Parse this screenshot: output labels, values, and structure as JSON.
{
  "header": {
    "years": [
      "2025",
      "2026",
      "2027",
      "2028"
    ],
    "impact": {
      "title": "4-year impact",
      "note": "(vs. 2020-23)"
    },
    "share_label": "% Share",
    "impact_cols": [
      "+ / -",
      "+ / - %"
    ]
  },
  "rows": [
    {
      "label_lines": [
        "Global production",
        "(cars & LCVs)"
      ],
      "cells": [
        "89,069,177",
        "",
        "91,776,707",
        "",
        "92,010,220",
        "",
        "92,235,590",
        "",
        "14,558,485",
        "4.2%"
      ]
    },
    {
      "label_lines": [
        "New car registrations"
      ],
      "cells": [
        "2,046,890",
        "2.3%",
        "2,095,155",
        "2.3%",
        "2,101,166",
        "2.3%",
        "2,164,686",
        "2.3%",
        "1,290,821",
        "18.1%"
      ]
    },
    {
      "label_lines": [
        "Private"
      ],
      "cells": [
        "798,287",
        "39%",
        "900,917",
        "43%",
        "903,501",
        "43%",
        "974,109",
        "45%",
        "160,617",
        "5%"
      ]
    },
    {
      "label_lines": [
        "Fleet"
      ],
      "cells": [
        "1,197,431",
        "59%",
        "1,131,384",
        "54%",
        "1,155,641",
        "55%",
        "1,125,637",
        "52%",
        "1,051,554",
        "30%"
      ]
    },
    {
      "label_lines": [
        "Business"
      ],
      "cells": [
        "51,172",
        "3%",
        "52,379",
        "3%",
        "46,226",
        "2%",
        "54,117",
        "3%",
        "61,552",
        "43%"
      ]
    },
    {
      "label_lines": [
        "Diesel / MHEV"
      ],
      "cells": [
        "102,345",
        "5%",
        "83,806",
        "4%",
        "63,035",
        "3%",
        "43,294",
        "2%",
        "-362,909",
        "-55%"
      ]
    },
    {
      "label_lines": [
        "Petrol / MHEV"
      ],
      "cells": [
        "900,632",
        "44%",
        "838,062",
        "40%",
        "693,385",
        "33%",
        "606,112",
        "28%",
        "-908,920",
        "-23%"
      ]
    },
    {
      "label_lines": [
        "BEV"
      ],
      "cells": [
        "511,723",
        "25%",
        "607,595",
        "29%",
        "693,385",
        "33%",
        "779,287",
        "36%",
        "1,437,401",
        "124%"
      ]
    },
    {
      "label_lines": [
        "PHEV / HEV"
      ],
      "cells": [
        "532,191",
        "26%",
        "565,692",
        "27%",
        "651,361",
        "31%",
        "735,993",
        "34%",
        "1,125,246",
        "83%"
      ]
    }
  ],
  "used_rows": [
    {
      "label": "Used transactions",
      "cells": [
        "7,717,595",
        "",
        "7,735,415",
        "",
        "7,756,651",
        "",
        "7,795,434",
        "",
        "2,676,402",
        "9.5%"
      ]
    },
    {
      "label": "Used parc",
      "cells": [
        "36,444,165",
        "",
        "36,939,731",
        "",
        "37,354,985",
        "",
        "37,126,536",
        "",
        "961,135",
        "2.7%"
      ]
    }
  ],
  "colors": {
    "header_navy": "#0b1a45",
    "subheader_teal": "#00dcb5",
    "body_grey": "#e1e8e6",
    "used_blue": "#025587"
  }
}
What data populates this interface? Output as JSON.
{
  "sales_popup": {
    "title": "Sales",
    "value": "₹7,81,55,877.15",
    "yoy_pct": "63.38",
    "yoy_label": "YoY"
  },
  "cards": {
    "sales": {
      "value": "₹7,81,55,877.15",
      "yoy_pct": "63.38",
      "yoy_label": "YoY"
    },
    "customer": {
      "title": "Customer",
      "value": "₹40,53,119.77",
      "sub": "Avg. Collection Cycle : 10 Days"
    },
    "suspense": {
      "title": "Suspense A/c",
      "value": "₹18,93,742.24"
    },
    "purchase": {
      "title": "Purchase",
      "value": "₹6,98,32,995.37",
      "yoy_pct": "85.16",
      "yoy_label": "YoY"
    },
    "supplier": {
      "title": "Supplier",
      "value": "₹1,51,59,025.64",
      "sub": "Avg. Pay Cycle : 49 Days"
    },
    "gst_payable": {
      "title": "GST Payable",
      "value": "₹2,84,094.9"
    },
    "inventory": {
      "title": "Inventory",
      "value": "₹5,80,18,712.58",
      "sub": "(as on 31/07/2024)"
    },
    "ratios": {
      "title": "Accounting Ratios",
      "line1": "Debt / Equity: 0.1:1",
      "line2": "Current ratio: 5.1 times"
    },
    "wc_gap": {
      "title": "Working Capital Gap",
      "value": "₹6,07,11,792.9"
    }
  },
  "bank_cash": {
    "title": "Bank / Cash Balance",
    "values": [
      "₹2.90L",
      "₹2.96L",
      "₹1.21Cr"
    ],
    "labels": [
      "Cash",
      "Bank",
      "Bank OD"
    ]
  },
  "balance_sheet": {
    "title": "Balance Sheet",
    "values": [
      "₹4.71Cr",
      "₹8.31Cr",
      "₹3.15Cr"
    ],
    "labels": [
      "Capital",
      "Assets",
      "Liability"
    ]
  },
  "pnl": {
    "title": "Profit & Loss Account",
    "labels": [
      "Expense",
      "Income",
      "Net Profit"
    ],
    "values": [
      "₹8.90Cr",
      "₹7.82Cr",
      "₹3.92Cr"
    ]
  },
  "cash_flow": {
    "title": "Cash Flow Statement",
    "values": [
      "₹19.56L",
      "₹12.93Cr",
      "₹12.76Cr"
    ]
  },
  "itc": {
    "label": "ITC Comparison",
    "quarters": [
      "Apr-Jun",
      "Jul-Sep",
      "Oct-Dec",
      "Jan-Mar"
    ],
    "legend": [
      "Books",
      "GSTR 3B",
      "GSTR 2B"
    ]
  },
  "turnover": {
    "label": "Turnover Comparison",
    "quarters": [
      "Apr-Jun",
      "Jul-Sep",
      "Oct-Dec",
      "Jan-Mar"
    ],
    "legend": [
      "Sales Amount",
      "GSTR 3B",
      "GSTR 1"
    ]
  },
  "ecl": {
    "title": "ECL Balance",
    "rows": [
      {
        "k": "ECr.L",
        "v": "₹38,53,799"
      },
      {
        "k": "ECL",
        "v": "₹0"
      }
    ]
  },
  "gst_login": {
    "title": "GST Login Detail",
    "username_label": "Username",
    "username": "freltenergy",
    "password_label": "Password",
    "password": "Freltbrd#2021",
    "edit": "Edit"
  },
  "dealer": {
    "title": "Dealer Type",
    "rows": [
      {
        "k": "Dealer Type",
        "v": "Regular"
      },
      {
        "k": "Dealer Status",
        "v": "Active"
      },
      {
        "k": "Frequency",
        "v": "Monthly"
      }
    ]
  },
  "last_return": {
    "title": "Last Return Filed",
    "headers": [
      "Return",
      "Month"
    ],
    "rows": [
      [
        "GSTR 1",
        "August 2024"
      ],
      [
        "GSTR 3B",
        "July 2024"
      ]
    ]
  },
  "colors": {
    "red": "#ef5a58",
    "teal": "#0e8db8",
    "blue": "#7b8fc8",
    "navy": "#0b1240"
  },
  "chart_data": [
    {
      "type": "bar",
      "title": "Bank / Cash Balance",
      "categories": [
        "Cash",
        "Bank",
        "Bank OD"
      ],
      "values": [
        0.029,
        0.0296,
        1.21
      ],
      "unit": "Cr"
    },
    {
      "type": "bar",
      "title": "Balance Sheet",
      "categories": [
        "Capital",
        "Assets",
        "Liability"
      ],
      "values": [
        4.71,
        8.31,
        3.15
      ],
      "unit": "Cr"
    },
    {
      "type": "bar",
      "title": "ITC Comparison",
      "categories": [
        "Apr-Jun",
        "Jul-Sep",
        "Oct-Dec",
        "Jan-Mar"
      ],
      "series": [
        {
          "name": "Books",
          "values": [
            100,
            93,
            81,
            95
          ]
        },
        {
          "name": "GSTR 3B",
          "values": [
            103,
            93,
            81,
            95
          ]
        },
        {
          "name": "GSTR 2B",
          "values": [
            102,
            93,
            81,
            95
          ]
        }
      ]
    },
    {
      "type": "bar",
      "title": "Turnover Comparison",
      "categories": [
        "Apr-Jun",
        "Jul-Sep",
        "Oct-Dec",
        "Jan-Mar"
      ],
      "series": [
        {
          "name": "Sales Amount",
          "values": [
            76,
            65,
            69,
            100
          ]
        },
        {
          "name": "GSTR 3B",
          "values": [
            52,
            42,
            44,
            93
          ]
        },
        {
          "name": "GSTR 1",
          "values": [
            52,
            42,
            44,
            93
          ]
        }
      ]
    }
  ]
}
§ §
**TASK INSTRUCTIONS**
Of the lines in the data, how many contain the word "GSTR"? Provide the number and nothing further.

**WRITTEN ANSWER**
10